• [PROBLEM STATEMENT] Every entry here needs to be repeated exactly.

• [RECORDS TO USE]
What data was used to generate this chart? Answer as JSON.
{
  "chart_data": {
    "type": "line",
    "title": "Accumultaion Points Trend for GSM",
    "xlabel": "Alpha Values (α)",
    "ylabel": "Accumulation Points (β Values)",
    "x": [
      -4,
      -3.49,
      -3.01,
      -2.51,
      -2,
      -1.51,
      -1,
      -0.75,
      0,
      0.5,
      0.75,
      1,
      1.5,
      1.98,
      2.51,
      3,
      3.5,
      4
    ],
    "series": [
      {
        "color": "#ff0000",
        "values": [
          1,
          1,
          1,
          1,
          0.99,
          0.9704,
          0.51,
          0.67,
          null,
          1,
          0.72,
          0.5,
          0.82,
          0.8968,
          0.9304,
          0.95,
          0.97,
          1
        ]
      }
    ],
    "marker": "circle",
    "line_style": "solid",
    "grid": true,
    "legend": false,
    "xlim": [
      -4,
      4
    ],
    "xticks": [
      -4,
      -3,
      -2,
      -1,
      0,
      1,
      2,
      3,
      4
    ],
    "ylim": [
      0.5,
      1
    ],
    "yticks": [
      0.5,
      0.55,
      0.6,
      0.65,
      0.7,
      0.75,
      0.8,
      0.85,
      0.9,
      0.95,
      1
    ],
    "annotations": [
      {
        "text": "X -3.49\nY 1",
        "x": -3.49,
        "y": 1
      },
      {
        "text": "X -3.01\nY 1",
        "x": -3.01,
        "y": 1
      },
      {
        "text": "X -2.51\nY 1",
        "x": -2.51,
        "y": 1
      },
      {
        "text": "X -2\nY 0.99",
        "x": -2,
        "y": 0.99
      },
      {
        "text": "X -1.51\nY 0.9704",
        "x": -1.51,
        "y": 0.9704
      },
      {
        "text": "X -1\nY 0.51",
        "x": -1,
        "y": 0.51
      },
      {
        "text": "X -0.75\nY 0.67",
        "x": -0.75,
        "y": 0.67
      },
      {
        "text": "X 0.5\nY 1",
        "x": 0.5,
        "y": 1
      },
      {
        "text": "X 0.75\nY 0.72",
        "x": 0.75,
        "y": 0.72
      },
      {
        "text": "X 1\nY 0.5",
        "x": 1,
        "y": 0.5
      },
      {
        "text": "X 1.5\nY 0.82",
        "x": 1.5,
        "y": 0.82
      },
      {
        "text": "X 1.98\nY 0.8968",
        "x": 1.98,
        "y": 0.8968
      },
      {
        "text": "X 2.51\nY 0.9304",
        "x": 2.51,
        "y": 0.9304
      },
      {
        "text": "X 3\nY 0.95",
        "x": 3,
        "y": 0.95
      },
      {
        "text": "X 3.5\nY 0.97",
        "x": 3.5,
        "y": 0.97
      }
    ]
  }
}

• [SOLUTION]
What data was used to generate this chart? Answer as JSON.
{
  "chart_data": {
    "type": "line",
    "title": "Accumultaion Points Trend for GSM",
    "xlabel": "Alpha Values (α)",
    "ylabel": "Accumulation Points (β Values)",
    "x": [
      -4,
      -3.49,
      -3.01,
      -2.51,
      -2,
      -1.51,
      -1,
      -0.75,
      0,
      0.5,
      0.75,
      1,
      1.5,
      1.98,
      2.51,
      3,
      3.5,
      4
    ],
    "series": [
      {
        "color": "#ff0000",
        "values": [
          1,
          1,
          1,
          1,
          0.99,
          0.9704,
          0.51,
          0.67,
          null,
          1,
          0.72,
          0.5,
          0.82,
          0.8968,
          0.9304,
          0.95,
          0.97,
          1
        ]
      }
    ],
    "marker": "circle",
    "line_style": "solid",
    "grid": true,
    "legend": false,
    "xlim": [
      -4,
      4
    ],
    "xticks": [
      -4,
      -3,
      -2,
      -1,
      0,
      1,
      2,
      3,
      4
    ],
    "ylim": [
      0.5,
      1
    ],
    "yticks": [
      0.5,
      0.55,
      0.6,
      0.65,
      0.7,
      0.75,
      0.8,
      0.85,
      0.9,
      0.95,
      1
    ],
    "annotations": [
      {
        "text": "X -3.49\nY 1",
        "x": -3.49,
        "y": 1
      },
      {
        "text": "X -3.01\nY 1",
        "x": -3.01,
        "y": 1
      },
      {
        "text": "X -2.51\nY 1",
        "x": -2.51,
        "y": 1
      },
      {
        "text": "X -2\nY 0.99",
        "x": -2,
        "y": 0.99
      },
      {
        "text": "X -1.51\nY 0.9704",
        "x": -1.51,
        "y": 0.9704
      },
      {
        "text": "X -1\nY 0.51",
        "x": -1,
        "y": 0.51
      },
      {
        "text": "X -0.75\nY 0.67",
        "x": -0.75,
        "y": 0.67
      },
      {
        "text": "X 0.5\nY 1",
        "x": 0.5,
        "y": 1
      },
      {
        "text": "X 0.75\nY 0.72",
        "x": 0.75,
        "y": 0.72
      },
      {
        "text": "X 1\nY 0.5",
        "x": 1,
        "y": 0.5
      },
      {
        "text": "X 1.5\nY 0.82",
        "x": 1.5,
        "y": 0.82
      },
      {
        "text": "X 1.98\nY 0.8968",
        "x": 1.98,
        "y": 0.8968
      },
      {
        "text": "X 2.51\nY 0.9304",
        "x": 2.51,
        "y": 0.9304
      },
      {
        "text": "X 3\nY 0.95",
        "x": 3,
        "y": 0.95
      },
      {
        "text": "X 3.5\nY 0.97",
        "x": 3.5,
        "y": 0.97
      }
    ]
  }
}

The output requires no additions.